• Task brief:
Gather all lines in the entries that include the word "calculation".

[Dataset entries]
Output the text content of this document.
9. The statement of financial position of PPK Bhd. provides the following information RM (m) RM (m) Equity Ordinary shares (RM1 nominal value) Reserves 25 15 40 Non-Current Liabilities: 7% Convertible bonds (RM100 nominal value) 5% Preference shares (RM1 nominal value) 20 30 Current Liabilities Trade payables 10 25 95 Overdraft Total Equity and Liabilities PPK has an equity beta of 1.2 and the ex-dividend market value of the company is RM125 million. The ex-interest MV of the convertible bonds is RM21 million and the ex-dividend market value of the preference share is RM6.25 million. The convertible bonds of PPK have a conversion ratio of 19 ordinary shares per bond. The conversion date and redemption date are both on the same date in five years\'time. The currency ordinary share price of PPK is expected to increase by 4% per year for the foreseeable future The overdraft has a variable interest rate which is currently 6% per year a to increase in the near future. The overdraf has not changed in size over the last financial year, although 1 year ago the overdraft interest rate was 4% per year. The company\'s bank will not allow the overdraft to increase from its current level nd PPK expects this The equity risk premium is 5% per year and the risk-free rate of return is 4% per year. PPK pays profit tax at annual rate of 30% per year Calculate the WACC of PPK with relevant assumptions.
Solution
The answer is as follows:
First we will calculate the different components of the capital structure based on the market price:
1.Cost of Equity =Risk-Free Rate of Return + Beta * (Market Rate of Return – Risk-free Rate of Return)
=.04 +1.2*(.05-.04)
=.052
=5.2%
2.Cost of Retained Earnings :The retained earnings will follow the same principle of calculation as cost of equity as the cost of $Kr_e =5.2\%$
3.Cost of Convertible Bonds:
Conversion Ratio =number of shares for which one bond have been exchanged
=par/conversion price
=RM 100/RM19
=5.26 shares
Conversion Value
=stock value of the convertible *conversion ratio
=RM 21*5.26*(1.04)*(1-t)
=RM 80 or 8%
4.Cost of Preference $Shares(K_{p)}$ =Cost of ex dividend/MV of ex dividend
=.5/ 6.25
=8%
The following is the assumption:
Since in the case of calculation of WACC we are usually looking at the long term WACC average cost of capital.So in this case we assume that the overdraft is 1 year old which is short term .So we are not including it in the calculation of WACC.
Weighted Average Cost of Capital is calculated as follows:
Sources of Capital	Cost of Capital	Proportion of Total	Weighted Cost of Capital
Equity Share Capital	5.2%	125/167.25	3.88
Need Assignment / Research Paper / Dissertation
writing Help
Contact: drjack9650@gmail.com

• Complete answer:
2.Cost of Retained Earnings :The retained earnings will follow the same principle of calculation as cost of equity as the cost of $Kr_e =5.2\%$
Since in the case of calculation of WACC we are usually looking at the long term WACC average cost of capital.So in this case we assume that the overdraft is 1 year old which is short term .So we are not including it in the calculation of WACC.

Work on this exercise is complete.